**Excerpt**
══════

What to do in Stonehaven

Coastal walks, a dramatic castle and fine food make this the perfect Scottish seaside escape.

By Tamsin Wressell
Published 24 Sept 2019, 08:00 BST, Updated 13 Jan 2021, 10:31 GMT
Dunnottar Castle, Stonehaven.
Dunnottar Castle, Stonehaven.
Photograph by Getty Images

Just a 20-minute train ride from the Granite City, Stonehaven is a generous slice of coastal Aberdeenshire charm. Postcard-pretty, with a walled harbour, whitewashed houses and mouth-watering fish and chips, it’s an ideal base for travellers looking to explore the great outdoors. Beaches, coves and plenty of hiking trails are available to while away a long weekend. But Hogmanay is when the town really comes into its own — locals flood the streets come 31 December, swinging balls of fire over their heads in a local tradition of ‘purifying the soul’. And getting to this corner of northern Scotland is even easier on board the newly renovated Caledonian Sleeper, which runs nightly from London and arrives bright and early in Aberdeen at 7.39am.  

What to do: The views alone warrant a trip to dramatic Dunnottar Castle. Presiding over the North Sea on a rocky headland, the imposing fortress can trace its origins all the way to the third century. It’s accessible by car, but the 40-minute walk from Stonehaven Beach — along a winding clifftop path — is well worth lacing up your boots for. 

Where to drink: Drop by The Ship Inn on the harbour for a wee dram or one of the Scottish craft gins on offer. If you’re a serious gin aficionado, however, jump on a train to Aberdeen and check out Orchid & Porter’s Gin Micro Distillery, which has won numerous accolades as Scotland’s best cocktail bar.

══════

**Dataset rows**
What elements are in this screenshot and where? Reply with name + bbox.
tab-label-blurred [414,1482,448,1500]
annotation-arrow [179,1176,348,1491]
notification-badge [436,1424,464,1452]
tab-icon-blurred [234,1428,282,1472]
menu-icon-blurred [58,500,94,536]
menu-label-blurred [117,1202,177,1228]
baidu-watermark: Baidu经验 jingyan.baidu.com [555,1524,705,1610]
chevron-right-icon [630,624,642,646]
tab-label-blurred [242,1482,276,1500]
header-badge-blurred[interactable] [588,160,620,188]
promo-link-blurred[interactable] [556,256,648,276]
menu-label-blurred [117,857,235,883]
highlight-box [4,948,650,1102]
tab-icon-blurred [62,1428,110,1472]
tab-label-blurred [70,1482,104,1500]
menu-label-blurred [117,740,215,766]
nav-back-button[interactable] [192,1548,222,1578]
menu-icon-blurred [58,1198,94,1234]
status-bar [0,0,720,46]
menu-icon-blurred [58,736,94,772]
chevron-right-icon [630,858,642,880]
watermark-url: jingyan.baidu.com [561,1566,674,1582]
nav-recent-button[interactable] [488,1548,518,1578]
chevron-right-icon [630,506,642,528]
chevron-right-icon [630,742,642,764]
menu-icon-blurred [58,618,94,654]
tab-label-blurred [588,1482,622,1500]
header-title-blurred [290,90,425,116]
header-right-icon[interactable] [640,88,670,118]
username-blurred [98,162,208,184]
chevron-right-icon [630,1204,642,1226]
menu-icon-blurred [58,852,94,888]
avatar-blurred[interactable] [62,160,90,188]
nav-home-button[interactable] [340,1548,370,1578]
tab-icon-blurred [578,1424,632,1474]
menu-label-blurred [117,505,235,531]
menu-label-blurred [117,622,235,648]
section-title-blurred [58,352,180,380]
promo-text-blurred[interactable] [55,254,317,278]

══════

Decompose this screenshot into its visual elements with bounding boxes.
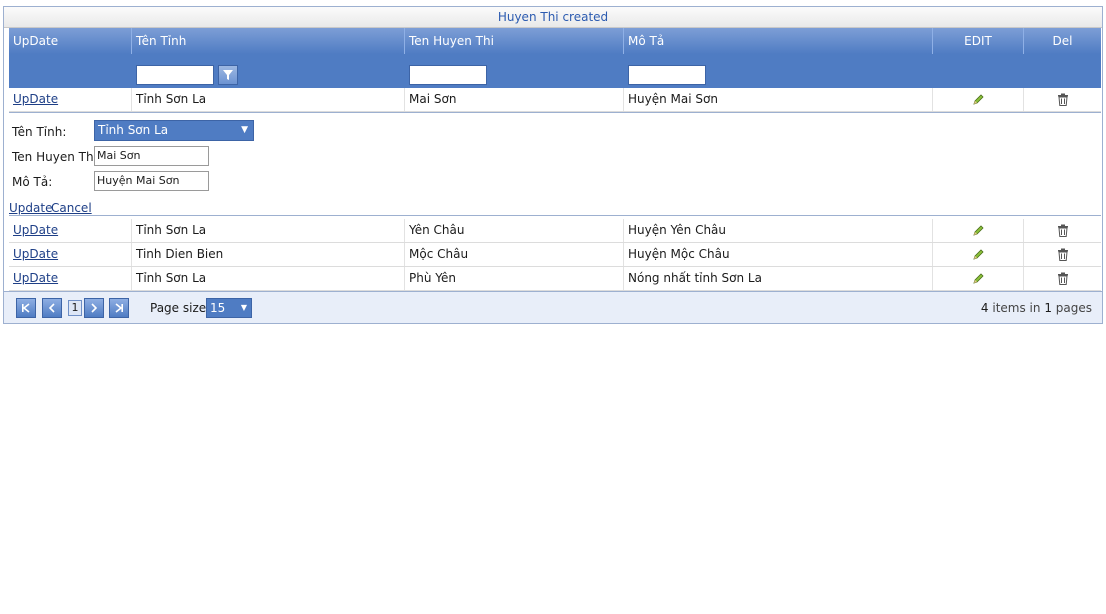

══════

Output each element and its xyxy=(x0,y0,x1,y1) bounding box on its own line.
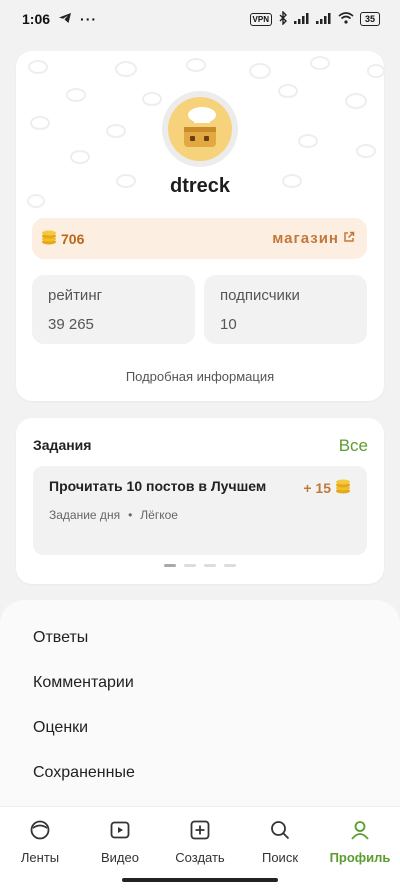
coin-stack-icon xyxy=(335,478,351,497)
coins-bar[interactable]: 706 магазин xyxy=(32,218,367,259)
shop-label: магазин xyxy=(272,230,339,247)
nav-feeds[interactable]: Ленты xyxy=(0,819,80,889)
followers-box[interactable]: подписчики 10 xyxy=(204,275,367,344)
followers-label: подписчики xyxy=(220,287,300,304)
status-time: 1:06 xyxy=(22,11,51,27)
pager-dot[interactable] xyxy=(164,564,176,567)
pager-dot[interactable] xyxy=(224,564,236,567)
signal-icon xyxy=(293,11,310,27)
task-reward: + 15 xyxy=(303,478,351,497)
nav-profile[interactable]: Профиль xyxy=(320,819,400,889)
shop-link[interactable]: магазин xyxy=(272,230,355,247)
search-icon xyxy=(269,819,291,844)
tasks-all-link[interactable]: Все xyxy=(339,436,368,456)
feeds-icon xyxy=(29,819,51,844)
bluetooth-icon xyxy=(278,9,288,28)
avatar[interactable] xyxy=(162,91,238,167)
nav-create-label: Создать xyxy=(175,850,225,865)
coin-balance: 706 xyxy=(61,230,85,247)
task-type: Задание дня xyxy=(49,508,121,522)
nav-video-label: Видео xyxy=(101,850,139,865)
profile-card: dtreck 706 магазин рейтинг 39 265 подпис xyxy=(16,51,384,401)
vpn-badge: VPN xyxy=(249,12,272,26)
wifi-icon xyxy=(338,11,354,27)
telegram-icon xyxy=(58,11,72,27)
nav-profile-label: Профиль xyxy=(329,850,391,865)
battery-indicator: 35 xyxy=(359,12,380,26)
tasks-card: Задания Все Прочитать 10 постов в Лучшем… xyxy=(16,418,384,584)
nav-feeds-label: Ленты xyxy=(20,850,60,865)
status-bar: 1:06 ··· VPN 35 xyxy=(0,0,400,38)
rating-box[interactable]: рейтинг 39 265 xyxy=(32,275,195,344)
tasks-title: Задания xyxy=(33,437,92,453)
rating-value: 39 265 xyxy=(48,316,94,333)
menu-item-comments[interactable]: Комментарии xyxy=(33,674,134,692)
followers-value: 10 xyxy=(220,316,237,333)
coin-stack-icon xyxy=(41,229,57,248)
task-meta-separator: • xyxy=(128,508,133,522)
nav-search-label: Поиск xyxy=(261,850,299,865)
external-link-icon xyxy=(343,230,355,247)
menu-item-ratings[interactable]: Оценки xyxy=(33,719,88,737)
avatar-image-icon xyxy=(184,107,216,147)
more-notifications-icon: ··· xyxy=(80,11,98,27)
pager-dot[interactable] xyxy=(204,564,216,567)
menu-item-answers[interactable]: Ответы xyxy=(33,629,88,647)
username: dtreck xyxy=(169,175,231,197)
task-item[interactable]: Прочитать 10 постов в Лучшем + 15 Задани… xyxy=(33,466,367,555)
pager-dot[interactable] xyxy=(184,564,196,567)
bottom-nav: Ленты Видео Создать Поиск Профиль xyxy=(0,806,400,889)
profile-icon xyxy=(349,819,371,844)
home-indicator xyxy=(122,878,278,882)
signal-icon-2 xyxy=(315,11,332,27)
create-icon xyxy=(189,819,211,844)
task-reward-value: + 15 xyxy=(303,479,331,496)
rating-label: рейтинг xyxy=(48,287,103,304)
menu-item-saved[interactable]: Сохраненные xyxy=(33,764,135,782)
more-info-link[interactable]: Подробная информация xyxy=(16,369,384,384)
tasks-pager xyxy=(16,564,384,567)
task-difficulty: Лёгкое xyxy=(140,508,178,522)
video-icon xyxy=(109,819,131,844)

══════

**Aim 1**
In the records, reproduce everything from the line containing "What elements are" down to the line containing "promo-link-blurred[interactable] [556,256,648,276]", replacing "menu-icon-blurred" with "menu-glyph-blurred" and leaving all else unchanged. Give only those lines.
**Aim 2**
Continue the Stonehaven travel guide from the point where it stops.

**Expected answer 1**
What elements are in this screenshot and where? Reply with name + bbox.
tab-label-blurred [414,1482,448,1500]
annotation-arrow [179,1176,348,1491]
notification-badge [436,1424,464,1452]
tab-icon-blurred [234,1428,282,1472]
menu-glyph-blurred [58,500,94,536]
menu-label-blurred [117,1202,177,1228]
baidu-watermark: Baidu经验 jingyan.baidu.com [555,1524,705,1610]
chevron-right-icon [630,624,642,646]
tab-label-blurred [242,1482,276,1500]
header-badge-blurred[interactable] [588,160,620,188]
promo-link-blurred[interactable] [556,256,648,276]

**Expected answer 2**
Where to stay: Opened in 2018, Dalriada Luxury Lodges’ clutch of five self-catering lodges sits high above the town, and offers chic self-catered stays in a supreme setting. With views out to Dunnottar Castle, it’s the perfect place to hole up after a day exploring the windswept coast. There’s the option to add bike hire and access to the nearby golf course, too.

Where to eat: Make a beeline for the award-winning Bay Fish & Chips. Right on the seafront, this is the place to go for a delicious, locally-caught fish supper. Opt for the battered scampi with a generous squeeze of lemon.

We like: Stonehaven’s most famous culinary export is perhaps the deep-fried Mars bar, but at Aunty Betty’s, you can get your sugar fix with a giant ice cream covered in pick-and-mix and mini marshmallows.

Don’t miss: Keep your eyes peeled around the harbour, where you’ll find maritime-themed sculptures made of scrap metal — including fishing boats and a lighthouse. Their creator was a mystery until this year, when the ‘Stonehaven Banksy’ was revealed to be local artist Jim Malcolm. 

Published in the October 2019 issue of National Geographic Traveller (UK)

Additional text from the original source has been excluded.